* Goal of the exercise:
In your copy, include every line of the listing below exactly but none of the pictures.

── Input rows ──

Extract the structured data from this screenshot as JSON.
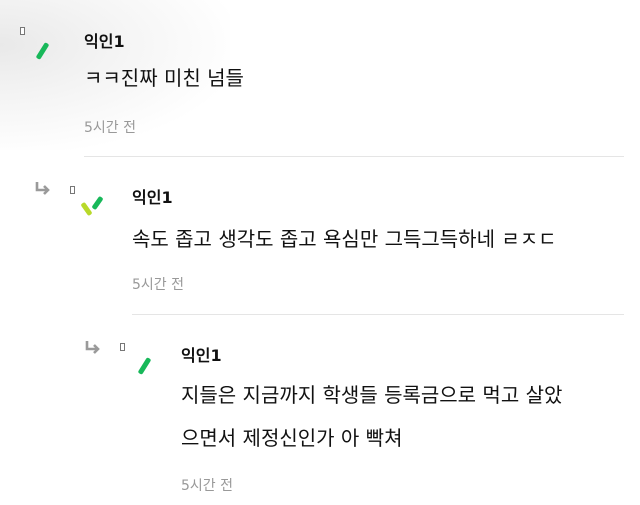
{
  "comments": [
    {
      "name": "익인1",
      "text": "ㅋㅋ진짜 미친 넘들",
      "time": "5시간 전",
      "avatar_colors": [
        "#18b85a"
      ]
    },
    {
      "name": "익인1",
      "text": "속도 좁고 생각도 좁고 욕심만 그득그득하네 ㄹㅈㄷ",
      "time": "5시간 전",
      "avatar_colors": [
        "#b8d92a",
        "#18b85a"
      ]
    },
    {
      "name": "익인1",
      "text_lines": [
        "지들은 지금까지 학생들 등록금으로 먹고 살았",
        "으면서 제정신인가 아 빡쳐"
      ],
      "time": "5시간 전",
      "avatar_colors": [
        "#18b85a"
      ]
    }
  ],
  "icons": {
    "reply": "reply-arrow-icon",
    "pin": "pin-icon"
  }
}
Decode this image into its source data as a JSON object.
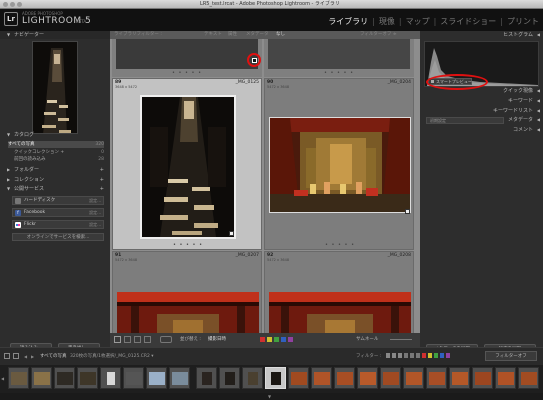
{
  "window": {
    "title": "LR5_test.lrcat - Adobe Photoshop Lightroom - ライブラリ"
  },
  "identity": {
    "vendor": "ADOBE PHOTOSHOP",
    "product": "LIGHTROOM 5",
    "edition": "BETA",
    "logo": "Lr"
  },
  "modules": {
    "items": [
      "ライブラリ",
      "現像",
      "マップ",
      "スライドショー",
      "プリント"
    ],
    "active": "ライブラリ"
  },
  "left_panel": {
    "navigator": {
      "title": "ナビゲーター",
      "zoom_labels": [
        "全体",
        "画面",
        "1:1",
        "3:1"
      ]
    },
    "catalog": {
      "title": "カタログ",
      "items": [
        {
          "label": "すべての写真",
          "count": "320"
        },
        {
          "label": "クイックコレクション +",
          "count": "0"
        },
        {
          "label": "前回の読み込み",
          "count": "28"
        }
      ]
    },
    "folders": {
      "title": "フォルダー"
    },
    "collections": {
      "title": "コレクション"
    },
    "publish": {
      "title": "公開サービス",
      "services": [
        {
          "label": "ハードディスク",
          "status": "設定..."
        },
        {
          "label": "Facebook",
          "status": "設定..."
        },
        {
          "label": "Flickr",
          "status": "設定..."
        }
      ],
      "find_more": "オンラインでサービスを検索..."
    },
    "import_button": "読み込み...",
    "export_button": "書き出し..."
  },
  "filter_bar": {
    "label": "ライブラリフィルター :",
    "options": [
      "テキスト",
      "属性",
      "メタデータ",
      "なし"
    ],
    "preset": "フィルターオフ ≑"
  },
  "grid": {
    "cells": [
      {
        "num": "89",
        "file": "_MG_0125",
        "dims": "3648 x 5472",
        "selected": true
      },
      {
        "num": "90",
        "file": "_MG_0204",
        "dims": "5472 x 3648",
        "selected": false
      },
      {
        "num": "91",
        "file": "_MG_0207",
        "dims": "5472 x 3648",
        "selected": false
      },
      {
        "num": "92",
        "file": "_MG_0208",
        "dims": "5472 x 3648",
        "selected": false
      }
    ]
  },
  "toolbar": {
    "sort_label": "並び替え :",
    "sort_value": "撮影日時",
    "thumbnail_label": "サムネール"
  },
  "right_panel": {
    "histogram": {
      "title": "ヒストグラム"
    },
    "smart_preview": {
      "label": "スマートプレビュー"
    },
    "sections": [
      {
        "title": "クイック現像"
      },
      {
        "title": "キーワード"
      },
      {
        "title": "キーワードリスト"
      },
      {
        "title": "メタデータ"
      },
      {
        "title": "コメント"
      }
    ],
    "preset_label": "初期設定",
    "sync_metadata": "メタデータを同期",
    "sync_settings": "設定を同期"
  },
  "filmstrip_header": {
    "source": "すべての写真",
    "info": "320枚の写真/1枚選択/_MG_0125.CR2 ▾",
    "filter_label": "フィルター :",
    "filter_value": "フィルターオフ"
  },
  "annotation": {
    "color": "#e01010"
  }
}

───

* Answer to this task:
Extract the structured data from this screenshot as JSON.
{
  "comments": [
    {
      "name": "익인1",
      "text": "ㅋㅋ진짜 미친 넘들",
      "time": "5시간 전",
      "avatar_colors": [
        "#18b85a"
      ]
    },
    {
      "name": "익인1",
      "text": "속도 좁고 생각도 좁고 욕심만 그득그득하네 ㄹㅈㄷ",
      "time": "5시간 전",
      "avatar_colors": [
        "#b8d92a",
        "#18b85a"
      ]
    },
    {
      "name": "익인1",
      "text_lines": [
        "지들은 지금까지 학생들 등록금으로 먹고 살았",
        "으면서 제정신인가 아 빡쳐"
      ],
      "time": "5시간 전",
      "avatar_colors": [
        "#18b85a"
      ]
    }
  ],
  "icons": {
    "reply": "reply-arrow-icon",
    "pin": "pin-icon"
  }
}
Decode this image into its source data as a JSON object.
{
  "window": {
    "title": "LR5_test.lrcat - Adobe Photoshop Lightroom - ライブラリ"
  },
  "identity": {
    "vendor": "ADOBE PHOTOSHOP",
    "product": "LIGHTROOM 5",
    "edition": "BETA",
    "logo": "Lr"
  },
  "modules": {
    "items": [
      "ライブラリ",
      "現像",
      "マップ",
      "スライドショー",
      "プリント"
    ],
    "active": "ライブラリ"
  },
  "left_panel": {
    "navigator": {
      "title": "ナビゲーター",
      "zoom_labels": [
        "全体",
        "画面",
        "1:1",
        "3:1"
      ]
    },
    "catalog": {
      "title": "カタログ",
      "items": [
        {
          "label": "すべての写真",
          "count": "320"
        },
        {
          "label": "クイックコレクション +",
          "count": "0"
        },
        {
          "label": "前回の読み込み",
          "count": "28"
        }
      ]
    },
    "folders": {
      "title": "フォルダー"
    },
    "collections": {
      "title": "コレクション"
    },
    "publish": {
      "title": "公開サービス",
      "services": [
        {
          "label": "ハードディスク",
          "status": "設定..."
        },
        {
          "label": "Facebook",
          "status": "設定..."
        },
        {
          "label": "Flickr",
          "status": "設定..."
        }
      ],
      "find_more": "オンラインでサービスを検索..."
    },
    "import_button": "読み込み...",
    "export_button": "書き出し..."
  },
  "filter_bar": {
    "label": "ライブラリフィルター :",
    "options": [
      "テキスト",
      "属性",
      "メタデータ",
      "なし"
    ],
    "preset": "フィルターオフ ≑"
  },
  "grid": {
    "cells": [
      {
        "num": "89",
        "file": "_MG_0125",
        "dims": "3648 x 5472",
        "selected": true
      },
      {
        "num": "90",
        "file": "_MG_0204",
        "dims": "5472 x 3648",
        "selected": false
      },
      {
        "num": "91",
        "file": "_MG_0207",
        "dims": "5472 x 3648",
        "selected": false
      },
      {
        "num": "92",
        "file": "_MG_0208",
        "dims": "5472 x 3648",
        "selected": false
      }
    ]
  },
  "toolbar": {
    "sort_label": "並び替え :",
    "sort_value": "撮影日時",
    "thumbnail_label": "サムネール"
  },
  "right_panel": {
    "histogram": {
      "title": "ヒストグラム"
    },
    "smart_preview": {
      "label": "スマートプレビュー"
    },
    "sections": [
      {
        "title": "クイック現像"
      },
      {
        "title": "キーワード"
      },
      {
        "title": "キーワードリスト"
      },
      {
        "title": "メタデータ"
      },
      {
        "title": "コメント"
      }
    ],
    "preset_label": "初期設定",
    "sync_metadata": "メタデータを同期",
    "sync_settings": "設定を同期"
  },
  "filmstrip_header": {
    "source": "すべての写真",
    "info": "320枚の写真/1枚選択/_MG_0125.CR2 ▾",
    "filter_label": "フィルター :",
    "filter_value": "フィルターオフ"
  },
  "annotation": {
    "color": "#e01010"
  }
}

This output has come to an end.